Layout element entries

○ ○ ○

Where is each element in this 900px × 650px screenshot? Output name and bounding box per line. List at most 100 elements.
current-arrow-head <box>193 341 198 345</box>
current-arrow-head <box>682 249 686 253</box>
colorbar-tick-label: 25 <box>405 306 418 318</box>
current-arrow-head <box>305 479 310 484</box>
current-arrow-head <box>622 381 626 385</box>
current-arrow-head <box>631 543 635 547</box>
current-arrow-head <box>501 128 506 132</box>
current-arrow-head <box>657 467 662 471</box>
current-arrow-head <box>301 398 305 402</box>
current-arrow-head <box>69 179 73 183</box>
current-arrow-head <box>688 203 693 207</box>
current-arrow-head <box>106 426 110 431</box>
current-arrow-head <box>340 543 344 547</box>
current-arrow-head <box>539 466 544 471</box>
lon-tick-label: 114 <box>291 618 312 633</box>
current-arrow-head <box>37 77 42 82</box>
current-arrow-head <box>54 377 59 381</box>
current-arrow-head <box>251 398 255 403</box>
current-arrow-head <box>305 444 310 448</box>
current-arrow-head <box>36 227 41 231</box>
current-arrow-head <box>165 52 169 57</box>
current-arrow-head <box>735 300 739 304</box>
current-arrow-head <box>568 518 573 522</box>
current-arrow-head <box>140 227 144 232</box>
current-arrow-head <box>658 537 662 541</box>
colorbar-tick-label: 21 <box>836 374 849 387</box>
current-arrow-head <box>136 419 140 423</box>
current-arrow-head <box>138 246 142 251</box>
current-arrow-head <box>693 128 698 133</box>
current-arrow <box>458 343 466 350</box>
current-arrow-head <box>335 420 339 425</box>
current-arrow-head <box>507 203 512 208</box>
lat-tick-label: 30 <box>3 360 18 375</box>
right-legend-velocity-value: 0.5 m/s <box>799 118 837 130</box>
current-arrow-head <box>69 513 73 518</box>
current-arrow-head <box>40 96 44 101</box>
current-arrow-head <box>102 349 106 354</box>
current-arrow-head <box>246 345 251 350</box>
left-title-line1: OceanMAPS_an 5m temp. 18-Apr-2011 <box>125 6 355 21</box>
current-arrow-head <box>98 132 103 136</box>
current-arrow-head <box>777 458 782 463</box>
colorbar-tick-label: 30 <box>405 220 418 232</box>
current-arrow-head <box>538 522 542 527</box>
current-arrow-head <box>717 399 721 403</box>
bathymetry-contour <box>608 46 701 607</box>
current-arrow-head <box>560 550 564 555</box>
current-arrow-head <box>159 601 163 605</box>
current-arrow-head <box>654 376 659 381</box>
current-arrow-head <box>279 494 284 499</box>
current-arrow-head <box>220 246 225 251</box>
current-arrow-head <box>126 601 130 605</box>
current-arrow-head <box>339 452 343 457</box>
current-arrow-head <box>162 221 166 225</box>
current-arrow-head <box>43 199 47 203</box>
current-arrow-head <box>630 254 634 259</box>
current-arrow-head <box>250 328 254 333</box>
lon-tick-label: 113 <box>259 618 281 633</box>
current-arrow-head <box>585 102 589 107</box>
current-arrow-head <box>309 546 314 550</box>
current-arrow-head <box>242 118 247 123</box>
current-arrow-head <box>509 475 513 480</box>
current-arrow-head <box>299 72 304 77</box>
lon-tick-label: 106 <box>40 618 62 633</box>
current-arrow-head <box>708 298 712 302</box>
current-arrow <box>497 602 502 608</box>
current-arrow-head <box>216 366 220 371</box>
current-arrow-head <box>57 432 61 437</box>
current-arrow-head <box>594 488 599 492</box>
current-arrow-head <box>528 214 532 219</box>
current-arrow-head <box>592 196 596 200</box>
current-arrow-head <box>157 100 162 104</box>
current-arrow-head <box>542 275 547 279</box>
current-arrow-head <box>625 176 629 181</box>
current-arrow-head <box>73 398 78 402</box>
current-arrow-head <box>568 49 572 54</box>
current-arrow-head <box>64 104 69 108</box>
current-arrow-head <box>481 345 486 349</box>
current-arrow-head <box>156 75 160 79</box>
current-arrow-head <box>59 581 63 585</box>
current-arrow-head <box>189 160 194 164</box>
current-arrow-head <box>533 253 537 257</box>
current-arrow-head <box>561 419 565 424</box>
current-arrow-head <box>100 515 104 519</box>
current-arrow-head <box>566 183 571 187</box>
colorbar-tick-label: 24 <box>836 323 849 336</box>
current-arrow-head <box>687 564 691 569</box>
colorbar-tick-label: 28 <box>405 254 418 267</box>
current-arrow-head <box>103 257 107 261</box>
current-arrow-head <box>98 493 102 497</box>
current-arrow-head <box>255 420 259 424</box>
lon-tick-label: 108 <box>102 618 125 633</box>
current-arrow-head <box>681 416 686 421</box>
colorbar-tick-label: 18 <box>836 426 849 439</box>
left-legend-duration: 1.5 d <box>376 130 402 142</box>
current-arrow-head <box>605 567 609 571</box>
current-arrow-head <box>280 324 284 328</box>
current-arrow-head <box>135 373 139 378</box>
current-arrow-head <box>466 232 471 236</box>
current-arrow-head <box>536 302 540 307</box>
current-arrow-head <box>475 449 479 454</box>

○ ○ ○

> **The exercise**: Copy out every line of the records above without changing a character.

> **Exercise solution**:
Where is each element in this 900px × 650px screenshot? Output name and bounding box per line. List at most 100 elements.
current-arrow-head <box>193 341 198 345</box>
current-arrow-head <box>682 249 686 253</box>
colorbar-tick-label: 25 <box>405 306 418 318</box>
current-arrow-head <box>305 479 310 484</box>
current-arrow-head <box>622 381 626 385</box>
current-arrow-head <box>631 543 635 547</box>
current-arrow-head <box>501 128 506 132</box>
current-arrow-head <box>657 467 662 471</box>
current-arrow-head <box>301 398 305 402</box>
current-arrow-head <box>69 179 73 183</box>
current-arrow-head <box>688 203 693 207</box>
current-arrow-head <box>106 426 110 431</box>
current-arrow-head <box>340 543 344 547</box>
current-arrow-head <box>539 466 544 471</box>
lon-tick-label: 114 <box>291 618 312 633</box>
current-arrow-head <box>37 77 42 82</box>
current-arrow-head <box>54 377 59 381</box>
current-arrow-head <box>251 398 255 403</box>
current-arrow-head <box>305 444 310 448</box>
current-arrow-head <box>36 227 41 231</box>
current-arrow-head <box>165 52 169 57</box>
current-arrow-head <box>735 300 739 304</box>
current-arrow-head <box>568 518 573 522</box>
current-arrow-head <box>140 227 144 232</box>
current-arrow-head <box>658 537 662 541</box>
colorbar-tick-label: 21 <box>836 374 849 387</box>
current-arrow-head <box>136 419 140 423</box>
current-arrow-head <box>138 246 142 251</box>
current-arrow-head <box>693 128 698 133</box>
current-arrow <box>458 343 466 350</box>
current-arrow-head <box>335 420 339 425</box>
current-arrow-head <box>507 203 512 208</box>
lat-tick-label: 30 <box>3 360 18 375</box>
right-legend-velocity-value: 0.5 m/s <box>799 118 837 130</box>
current-arrow-head <box>69 513 73 518</box>
current-arrow-head <box>40 96 44 101</box>
current-arrow-head <box>102 349 106 354</box>
current-arrow-head <box>246 345 251 350</box>
left-title-line1: OceanMAPS_an 5m temp. 18-Apr-2011 <box>125 6 355 21</box>
current-arrow-head <box>98 132 103 136</box>
current-arrow-head <box>777 458 782 463</box>
colorbar-tick-label: 30 <box>405 220 418 232</box>
current-arrow-head <box>538 522 542 527</box>
current-arrow-head <box>717 399 721 403</box>
bathymetry-contour <box>608 46 701 607</box>
current-arrow-head <box>560 550 564 555</box>
current-arrow-head <box>159 601 163 605</box>
current-arrow-head <box>654 376 659 381</box>
current-arrow-head <box>279 494 284 499</box>
current-arrow-head <box>220 246 225 251</box>
current-arrow-head <box>126 601 130 605</box>
current-arrow-head <box>339 452 343 457</box>
current-arrow-head <box>162 221 166 225</box>
current-arrow-head <box>43 199 47 203</box>
current-arrow-head <box>630 254 634 259</box>
current-arrow-head <box>250 328 254 333</box>
lon-tick-label: 113 <box>259 618 281 633</box>
current-arrow-head <box>585 102 589 107</box>
current-arrow-head <box>309 546 314 550</box>
current-arrow-head <box>242 118 247 123</box>
current-arrow-head <box>509 475 513 480</box>
current-arrow-head <box>299 72 304 77</box>
lon-tick-label: 106 <box>40 618 62 633</box>
current-arrow-head <box>708 298 712 302</box>
current-arrow <box>497 602 502 608</box>
current-arrow-head <box>216 366 220 371</box>
current-arrow-head <box>57 432 61 437</box>
current-arrow-head <box>594 488 599 492</box>
current-arrow-head <box>528 214 532 219</box>
current-arrow-head <box>592 196 596 200</box>
current-arrow-head <box>157 100 162 104</box>
current-arrow-head <box>542 275 547 279</box>
current-arrow-head <box>625 176 629 181</box>
current-arrow-head <box>73 398 78 402</box>
current-arrow-head <box>568 49 572 54</box>
current-arrow-head <box>64 104 69 108</box>
current-arrow-head <box>481 345 486 349</box>
current-arrow-head <box>156 75 160 79</box>
current-arrow-head <box>59 581 63 585</box>
current-arrow-head <box>189 160 194 164</box>
current-arrow-head <box>533 253 537 257</box>
current-arrow-head <box>561 419 565 424</box>
current-arrow-head <box>100 515 104 519</box>
current-arrow-head <box>566 183 571 187</box>
colorbar-tick-label: 24 <box>836 323 849 336</box>
current-arrow-head <box>687 564 691 569</box>
colorbar-tick-label: 28 <box>405 254 418 267</box>
current-arrow-head <box>103 257 107 261</box>
current-arrow-head <box>98 493 102 497</box>
current-arrow-head <box>255 420 259 424</box>
lon-tick-label: 108 <box>102 618 125 633</box>
current-arrow-head <box>681 416 686 421</box>
colorbar-tick-label: 18 <box>836 426 849 439</box>
left-legend-duration: 1.5 d <box>376 130 402 142</box>
current-arrow-head <box>605 567 609 571</box>
current-arrow-head <box>280 324 284 328</box>
current-arrow-head <box>135 373 139 378</box>
current-arrow-head <box>466 232 471 236</box>
current-arrow-head <box>536 302 540 307</box>
current-arrow-head <box>475 449 479 454</box>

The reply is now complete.